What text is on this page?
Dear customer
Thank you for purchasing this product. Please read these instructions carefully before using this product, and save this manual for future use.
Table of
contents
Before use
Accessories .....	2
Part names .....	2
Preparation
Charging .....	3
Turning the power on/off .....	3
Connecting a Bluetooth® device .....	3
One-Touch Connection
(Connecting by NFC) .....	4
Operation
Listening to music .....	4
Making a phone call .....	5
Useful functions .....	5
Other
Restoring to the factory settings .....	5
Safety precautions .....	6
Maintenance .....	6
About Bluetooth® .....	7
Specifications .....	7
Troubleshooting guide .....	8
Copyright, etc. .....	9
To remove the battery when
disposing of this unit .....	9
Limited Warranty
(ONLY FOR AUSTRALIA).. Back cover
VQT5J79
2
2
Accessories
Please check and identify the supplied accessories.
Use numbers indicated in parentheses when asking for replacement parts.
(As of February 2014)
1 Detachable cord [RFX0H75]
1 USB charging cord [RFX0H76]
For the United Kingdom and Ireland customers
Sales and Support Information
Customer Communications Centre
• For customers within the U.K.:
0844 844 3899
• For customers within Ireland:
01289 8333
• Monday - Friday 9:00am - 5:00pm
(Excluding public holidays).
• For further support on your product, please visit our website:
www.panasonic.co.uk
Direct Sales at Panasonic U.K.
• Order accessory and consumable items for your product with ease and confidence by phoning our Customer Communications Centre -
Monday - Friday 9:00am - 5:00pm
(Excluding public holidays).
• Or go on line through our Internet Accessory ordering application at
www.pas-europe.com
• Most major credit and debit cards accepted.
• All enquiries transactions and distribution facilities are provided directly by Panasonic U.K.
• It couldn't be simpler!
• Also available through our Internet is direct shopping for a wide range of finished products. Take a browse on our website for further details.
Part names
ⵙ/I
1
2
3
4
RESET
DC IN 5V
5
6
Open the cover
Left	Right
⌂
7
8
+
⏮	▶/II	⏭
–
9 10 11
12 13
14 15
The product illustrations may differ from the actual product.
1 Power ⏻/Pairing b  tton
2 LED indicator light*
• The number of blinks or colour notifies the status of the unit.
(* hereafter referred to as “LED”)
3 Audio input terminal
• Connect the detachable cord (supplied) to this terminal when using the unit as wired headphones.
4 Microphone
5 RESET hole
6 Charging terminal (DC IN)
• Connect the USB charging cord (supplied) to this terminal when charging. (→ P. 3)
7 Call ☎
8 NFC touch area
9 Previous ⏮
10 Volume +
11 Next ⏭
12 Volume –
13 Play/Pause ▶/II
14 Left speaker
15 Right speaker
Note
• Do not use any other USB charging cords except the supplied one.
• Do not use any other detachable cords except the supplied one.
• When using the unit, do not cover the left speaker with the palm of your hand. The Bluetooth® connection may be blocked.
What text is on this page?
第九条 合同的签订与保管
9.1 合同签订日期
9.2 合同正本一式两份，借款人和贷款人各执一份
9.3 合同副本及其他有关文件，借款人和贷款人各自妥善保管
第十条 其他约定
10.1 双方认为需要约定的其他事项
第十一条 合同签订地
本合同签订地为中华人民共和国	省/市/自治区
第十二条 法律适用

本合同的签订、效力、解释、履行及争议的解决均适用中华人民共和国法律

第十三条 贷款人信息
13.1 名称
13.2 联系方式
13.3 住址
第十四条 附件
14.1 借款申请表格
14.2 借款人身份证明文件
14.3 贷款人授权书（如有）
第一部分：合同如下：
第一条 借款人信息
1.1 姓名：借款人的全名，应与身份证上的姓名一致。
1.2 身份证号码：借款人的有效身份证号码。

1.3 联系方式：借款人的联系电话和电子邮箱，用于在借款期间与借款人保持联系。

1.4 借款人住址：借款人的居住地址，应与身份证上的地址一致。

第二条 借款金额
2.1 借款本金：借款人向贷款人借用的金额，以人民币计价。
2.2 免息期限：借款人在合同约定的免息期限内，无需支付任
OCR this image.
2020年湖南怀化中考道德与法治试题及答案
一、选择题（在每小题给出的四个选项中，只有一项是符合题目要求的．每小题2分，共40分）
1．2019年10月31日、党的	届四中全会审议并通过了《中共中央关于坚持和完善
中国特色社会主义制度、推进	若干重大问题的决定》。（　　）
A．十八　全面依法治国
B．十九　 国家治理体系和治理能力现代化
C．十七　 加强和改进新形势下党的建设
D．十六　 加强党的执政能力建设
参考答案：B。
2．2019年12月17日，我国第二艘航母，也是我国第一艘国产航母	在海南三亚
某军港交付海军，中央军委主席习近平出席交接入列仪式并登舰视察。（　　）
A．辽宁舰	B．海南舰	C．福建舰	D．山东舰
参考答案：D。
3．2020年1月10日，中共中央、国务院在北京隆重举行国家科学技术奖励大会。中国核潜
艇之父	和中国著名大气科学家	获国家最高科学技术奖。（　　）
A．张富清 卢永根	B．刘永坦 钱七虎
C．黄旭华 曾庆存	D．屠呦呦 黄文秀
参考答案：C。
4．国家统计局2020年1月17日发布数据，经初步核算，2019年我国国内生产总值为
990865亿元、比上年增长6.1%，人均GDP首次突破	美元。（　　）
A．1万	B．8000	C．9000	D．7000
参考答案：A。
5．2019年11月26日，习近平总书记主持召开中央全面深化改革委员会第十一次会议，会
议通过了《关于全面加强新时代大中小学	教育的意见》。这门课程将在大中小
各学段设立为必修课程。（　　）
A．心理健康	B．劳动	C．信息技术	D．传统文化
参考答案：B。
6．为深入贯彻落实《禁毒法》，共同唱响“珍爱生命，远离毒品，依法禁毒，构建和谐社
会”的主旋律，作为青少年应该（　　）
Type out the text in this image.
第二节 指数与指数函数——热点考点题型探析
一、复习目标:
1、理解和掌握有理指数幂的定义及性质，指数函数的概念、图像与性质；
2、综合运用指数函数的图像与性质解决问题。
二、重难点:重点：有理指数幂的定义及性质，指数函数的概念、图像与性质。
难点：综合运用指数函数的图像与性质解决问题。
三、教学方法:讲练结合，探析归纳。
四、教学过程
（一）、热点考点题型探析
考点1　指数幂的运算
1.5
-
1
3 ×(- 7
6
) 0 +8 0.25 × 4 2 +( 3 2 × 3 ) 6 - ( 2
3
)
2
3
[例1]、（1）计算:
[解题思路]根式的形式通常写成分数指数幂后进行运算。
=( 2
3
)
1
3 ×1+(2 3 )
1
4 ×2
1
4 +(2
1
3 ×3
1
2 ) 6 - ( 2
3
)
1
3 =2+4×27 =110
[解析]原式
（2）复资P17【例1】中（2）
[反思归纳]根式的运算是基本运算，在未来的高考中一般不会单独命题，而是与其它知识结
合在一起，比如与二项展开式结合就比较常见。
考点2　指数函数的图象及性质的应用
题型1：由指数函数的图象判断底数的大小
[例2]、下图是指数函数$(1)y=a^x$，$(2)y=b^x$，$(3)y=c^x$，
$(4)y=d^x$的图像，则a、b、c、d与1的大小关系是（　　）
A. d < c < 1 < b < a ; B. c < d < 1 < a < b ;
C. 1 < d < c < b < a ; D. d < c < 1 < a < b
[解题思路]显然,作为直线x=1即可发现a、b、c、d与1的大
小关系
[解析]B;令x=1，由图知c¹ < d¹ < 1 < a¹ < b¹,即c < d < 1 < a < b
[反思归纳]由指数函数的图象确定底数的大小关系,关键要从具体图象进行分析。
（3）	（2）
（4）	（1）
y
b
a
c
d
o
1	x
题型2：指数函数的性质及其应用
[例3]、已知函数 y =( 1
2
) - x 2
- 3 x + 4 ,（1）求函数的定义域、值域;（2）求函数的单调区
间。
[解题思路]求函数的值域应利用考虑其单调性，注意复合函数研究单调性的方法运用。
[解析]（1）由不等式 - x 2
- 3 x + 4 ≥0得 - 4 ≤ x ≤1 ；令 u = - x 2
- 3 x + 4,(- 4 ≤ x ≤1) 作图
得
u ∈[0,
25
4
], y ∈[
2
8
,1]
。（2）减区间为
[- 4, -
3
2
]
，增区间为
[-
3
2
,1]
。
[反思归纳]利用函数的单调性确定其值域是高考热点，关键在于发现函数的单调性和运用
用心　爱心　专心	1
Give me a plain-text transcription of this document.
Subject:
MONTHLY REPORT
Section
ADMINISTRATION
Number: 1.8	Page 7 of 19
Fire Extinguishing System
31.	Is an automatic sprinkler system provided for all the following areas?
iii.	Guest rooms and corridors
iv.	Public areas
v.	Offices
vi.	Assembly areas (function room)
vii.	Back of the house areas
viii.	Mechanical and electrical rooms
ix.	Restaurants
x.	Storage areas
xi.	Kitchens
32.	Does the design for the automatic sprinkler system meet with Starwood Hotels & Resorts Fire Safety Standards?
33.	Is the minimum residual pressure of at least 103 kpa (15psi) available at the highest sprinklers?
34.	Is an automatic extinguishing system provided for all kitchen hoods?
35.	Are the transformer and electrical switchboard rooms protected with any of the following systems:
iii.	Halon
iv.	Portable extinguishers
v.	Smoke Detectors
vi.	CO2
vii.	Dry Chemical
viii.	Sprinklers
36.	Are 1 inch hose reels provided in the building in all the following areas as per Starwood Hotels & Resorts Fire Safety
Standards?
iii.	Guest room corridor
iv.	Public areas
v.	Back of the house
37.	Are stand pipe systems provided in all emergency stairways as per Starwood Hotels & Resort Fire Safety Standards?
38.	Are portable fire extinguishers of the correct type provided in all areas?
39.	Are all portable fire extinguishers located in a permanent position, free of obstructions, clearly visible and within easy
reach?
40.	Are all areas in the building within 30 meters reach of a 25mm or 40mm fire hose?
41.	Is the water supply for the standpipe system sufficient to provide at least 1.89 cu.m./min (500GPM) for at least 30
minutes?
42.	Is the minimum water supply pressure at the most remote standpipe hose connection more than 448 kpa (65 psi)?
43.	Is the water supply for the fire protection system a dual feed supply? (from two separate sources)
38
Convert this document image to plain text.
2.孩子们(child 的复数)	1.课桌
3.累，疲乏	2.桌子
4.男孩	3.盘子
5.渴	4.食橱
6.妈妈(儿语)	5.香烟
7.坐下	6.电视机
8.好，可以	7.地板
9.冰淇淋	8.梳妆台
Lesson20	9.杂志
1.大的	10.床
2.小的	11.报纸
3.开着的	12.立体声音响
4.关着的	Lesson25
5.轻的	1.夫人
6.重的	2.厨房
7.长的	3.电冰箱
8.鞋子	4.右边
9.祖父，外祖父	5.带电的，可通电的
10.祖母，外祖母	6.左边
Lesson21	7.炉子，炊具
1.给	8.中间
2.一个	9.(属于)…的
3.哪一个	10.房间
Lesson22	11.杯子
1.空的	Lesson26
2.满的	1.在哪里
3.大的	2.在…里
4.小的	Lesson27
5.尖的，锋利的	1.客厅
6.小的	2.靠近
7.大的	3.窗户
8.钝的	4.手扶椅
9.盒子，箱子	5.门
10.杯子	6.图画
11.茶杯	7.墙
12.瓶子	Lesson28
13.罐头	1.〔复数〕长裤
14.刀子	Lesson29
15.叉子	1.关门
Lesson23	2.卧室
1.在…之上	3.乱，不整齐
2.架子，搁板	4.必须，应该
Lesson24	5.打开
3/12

======

** Aim of the task **
Identify each line of the material where the word "解题思路" shows up, and copy it.

** Correct answer **
[解题思路]根式的形式通常写成分数指数幂后进行运算。
[解题思路]显然,作为直线x=1即可发现a、b、c、d与1的大
[解题思路]求函数的值域应利用考虑其单调性，注意复合函数研究单调性的方法运用。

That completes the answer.